═════ Excerpted data ═════

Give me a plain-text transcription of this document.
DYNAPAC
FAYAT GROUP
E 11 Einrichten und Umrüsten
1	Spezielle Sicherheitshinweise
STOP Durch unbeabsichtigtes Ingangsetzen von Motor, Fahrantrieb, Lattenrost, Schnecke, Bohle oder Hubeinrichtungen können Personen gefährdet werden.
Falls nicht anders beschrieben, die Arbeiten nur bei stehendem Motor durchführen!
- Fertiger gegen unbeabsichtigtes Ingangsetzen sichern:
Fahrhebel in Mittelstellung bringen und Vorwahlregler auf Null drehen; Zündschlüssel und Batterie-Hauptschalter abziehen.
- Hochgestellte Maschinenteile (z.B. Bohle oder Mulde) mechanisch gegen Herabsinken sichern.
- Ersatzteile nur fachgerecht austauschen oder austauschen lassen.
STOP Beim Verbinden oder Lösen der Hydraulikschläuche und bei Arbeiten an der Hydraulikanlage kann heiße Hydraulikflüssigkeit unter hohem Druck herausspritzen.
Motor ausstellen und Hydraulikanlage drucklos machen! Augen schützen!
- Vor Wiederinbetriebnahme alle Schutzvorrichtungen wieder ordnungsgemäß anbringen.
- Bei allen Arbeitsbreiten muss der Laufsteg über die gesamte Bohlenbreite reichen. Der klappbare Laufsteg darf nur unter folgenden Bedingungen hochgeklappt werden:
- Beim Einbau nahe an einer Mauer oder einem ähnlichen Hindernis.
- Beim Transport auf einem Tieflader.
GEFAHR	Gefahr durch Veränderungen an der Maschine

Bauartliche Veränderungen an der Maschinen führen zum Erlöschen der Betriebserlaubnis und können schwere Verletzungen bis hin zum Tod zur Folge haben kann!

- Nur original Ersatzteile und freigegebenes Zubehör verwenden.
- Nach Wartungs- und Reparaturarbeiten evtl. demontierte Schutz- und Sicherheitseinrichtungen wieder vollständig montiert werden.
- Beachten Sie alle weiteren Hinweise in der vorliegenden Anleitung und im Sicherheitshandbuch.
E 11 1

═════

### Set exercise
Go through the records above and set each one down exactly, please.

### Solution for this problem
Give me a plain-text transcription of this document.
DYNAPAC
FAYAT GROUP
E 11 Einrichten und Umrüsten
1	Spezielle Sicherheitshinweise
STOP Durch unbeabsichtigtes Ingangsetzen von Motor, Fahrantrieb, Lattenrost, Schnecke, Bohle oder Hubeinrichtungen können Personen gefährdet werden.
Falls nicht anders beschrieben, die Arbeiten nur bei stehendem Motor durchführen!
- Fertiger gegen unbeabsichtigtes Ingangsetzen sichern:
Fahrhebel in Mittelstellung bringen und Vorwahlregler auf Null drehen; Zündschlüssel und Batterie-Hauptschalter abziehen.
- Hochgestellte Maschinenteile (z.B. Bohle oder Mulde) mechanisch gegen Herabsinken sichern.
- Ersatzteile nur fachgerecht austauschen oder austauschen lassen.
STOP Beim Verbinden oder Lösen der Hydraulikschläuche und bei Arbeiten an der Hydraulikanlage kann heiße Hydraulikflüssigkeit unter hohem Druck herausspritzen.
Motor ausstellen und Hydraulikanlage drucklos machen! Augen schützen!
- Vor Wiederinbetriebnahme alle Schutzvorrichtungen wieder ordnungsgemäß anbringen.
- Bei allen Arbeitsbreiten muss der Laufsteg über die gesamte Bohlenbreite reichen. Der klappbare Laufsteg darf nur unter folgenden Bedingungen hochgeklappt werden:
- Beim Einbau nahe an einer Mauer oder einem ähnlichen Hindernis.
- Beim Transport auf einem Tieflader.
GEFAHR	Gefahr durch Veränderungen an der Maschine

Bauartliche Veränderungen an der Maschinen führen zum Erlöschen der Betriebserlaubnis und können schwere Verletzungen bis hin zum Tod zur Folge haben kann!

- Nur original Ersatzteile und freigegebenes Zubehör verwenden.
- Nach Wartungs- und Reparaturarbeiten evtl. demontierte Schutz- und Sicherheitseinrichtungen wieder vollständig montiert werden.
- Beachten Sie alle weiteren Hinweise in der vorliegenden Anleitung und im Sicherheitshandbuch.
E 11 1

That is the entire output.